● **WHAT TO DO**
Arrange the lines of the records, from the first line through the line containing "media-text: ШИЛ, ЧТ [25, 1010, 292, 1072]", as a numbered list. Include both of those lines and omit any blank lines.

── ROWS ──

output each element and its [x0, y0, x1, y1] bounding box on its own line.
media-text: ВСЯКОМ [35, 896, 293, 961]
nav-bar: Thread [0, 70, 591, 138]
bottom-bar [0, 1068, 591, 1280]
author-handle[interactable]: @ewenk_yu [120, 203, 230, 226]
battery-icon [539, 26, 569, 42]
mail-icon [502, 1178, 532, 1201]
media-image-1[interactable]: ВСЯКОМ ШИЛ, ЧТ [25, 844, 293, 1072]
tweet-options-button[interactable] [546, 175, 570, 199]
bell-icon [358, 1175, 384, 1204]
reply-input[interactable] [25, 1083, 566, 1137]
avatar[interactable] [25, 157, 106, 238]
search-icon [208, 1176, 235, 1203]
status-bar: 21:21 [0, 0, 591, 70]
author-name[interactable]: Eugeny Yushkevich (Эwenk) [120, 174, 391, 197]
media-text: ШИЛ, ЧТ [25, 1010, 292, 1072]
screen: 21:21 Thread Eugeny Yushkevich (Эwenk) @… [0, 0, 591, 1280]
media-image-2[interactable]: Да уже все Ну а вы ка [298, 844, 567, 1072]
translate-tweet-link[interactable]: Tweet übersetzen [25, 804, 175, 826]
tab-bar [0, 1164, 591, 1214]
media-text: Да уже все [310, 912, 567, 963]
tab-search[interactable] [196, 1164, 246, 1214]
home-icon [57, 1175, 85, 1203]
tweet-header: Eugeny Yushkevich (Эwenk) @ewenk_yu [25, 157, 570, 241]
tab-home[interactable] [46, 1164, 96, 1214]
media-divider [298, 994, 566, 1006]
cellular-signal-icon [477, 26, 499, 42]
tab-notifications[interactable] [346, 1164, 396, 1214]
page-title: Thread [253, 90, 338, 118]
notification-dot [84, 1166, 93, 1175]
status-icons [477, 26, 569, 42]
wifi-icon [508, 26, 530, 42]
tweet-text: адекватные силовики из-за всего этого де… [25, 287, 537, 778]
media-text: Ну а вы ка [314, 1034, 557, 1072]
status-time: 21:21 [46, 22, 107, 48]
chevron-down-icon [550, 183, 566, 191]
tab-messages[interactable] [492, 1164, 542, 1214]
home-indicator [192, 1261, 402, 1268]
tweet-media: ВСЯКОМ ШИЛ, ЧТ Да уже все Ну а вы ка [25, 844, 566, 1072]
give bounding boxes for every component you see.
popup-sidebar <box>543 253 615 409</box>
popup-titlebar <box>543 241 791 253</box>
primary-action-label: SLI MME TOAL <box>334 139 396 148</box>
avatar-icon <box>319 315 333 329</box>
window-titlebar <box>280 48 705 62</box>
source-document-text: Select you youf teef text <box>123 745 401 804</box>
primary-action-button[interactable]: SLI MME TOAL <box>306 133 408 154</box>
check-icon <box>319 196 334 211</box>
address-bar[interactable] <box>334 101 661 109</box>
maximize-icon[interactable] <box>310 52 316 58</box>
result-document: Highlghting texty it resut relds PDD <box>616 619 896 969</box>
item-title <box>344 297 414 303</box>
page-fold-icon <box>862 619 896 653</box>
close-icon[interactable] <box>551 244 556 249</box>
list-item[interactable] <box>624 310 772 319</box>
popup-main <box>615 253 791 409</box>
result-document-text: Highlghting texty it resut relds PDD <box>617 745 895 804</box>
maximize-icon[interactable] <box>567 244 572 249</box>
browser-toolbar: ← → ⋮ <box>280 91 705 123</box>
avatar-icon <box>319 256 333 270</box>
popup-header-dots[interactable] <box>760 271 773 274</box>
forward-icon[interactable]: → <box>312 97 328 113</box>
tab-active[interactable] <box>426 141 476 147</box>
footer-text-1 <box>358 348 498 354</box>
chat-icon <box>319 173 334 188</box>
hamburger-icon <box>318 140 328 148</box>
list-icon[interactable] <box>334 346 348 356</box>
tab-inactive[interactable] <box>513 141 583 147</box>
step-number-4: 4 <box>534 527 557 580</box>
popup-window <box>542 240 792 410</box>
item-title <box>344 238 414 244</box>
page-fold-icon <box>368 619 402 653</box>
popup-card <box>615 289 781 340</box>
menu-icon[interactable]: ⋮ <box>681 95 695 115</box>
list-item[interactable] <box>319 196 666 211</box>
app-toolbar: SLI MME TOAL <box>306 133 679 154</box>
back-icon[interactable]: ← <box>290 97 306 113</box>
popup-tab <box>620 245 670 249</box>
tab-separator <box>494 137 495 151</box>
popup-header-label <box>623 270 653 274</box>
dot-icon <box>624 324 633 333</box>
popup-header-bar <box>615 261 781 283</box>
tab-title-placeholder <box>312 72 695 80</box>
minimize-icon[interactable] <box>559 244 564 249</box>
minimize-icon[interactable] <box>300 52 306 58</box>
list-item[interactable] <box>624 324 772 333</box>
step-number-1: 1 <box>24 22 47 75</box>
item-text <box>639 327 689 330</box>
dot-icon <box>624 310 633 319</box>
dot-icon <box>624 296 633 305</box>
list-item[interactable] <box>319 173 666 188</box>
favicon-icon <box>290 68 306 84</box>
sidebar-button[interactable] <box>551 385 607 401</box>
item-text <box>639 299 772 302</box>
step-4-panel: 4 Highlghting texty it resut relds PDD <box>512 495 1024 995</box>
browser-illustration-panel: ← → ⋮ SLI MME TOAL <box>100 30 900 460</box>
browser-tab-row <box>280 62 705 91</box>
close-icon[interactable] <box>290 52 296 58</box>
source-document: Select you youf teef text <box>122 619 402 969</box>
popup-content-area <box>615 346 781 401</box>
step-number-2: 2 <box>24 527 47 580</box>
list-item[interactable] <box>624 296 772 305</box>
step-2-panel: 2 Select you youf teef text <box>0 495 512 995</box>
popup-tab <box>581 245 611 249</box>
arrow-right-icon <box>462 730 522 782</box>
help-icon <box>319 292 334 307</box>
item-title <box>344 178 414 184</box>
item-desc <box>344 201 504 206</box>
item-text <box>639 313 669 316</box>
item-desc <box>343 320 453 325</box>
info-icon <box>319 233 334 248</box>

───

● **EXPECTED OUTPUT**
1. output each element and its [x0, y0, x1, y1] bounding box on its own line.
2. media-text: ВСЯКОМ [35, 896, 293, 961]
3. nav-bar: Thread [0, 70, 591, 138]
4. bottom-bar [0, 1068, 591, 1280]
5. author-handle[interactable]: @ewenk_yu [120, 203, 230, 226]
6. battery-icon [539, 26, 569, 42]
7. mail-icon [502, 1178, 532, 1201]
8. media-image-1[interactable]: ВСЯКОМ ШИЛ, ЧТ [25, 844, 293, 1072]
9. tweet-options-button[interactable] [546, 175, 570, 199]
10. bell-icon [358, 1175, 384, 1204]
11. reply-input[interactable] [25, 1083, 566, 1137]
12. avatar[interactable] [25, 157, 106, 238]
13. search-icon [208, 1176, 235, 1203]
14. status-bar: 21:21 [0, 0, 591, 70]
15. author-name[interactable]: Eugeny Yushkevich (Эwenk) [120, 174, 391, 197]
16. media-text: ШИЛ, ЧТ [25, 1010, 292, 1072]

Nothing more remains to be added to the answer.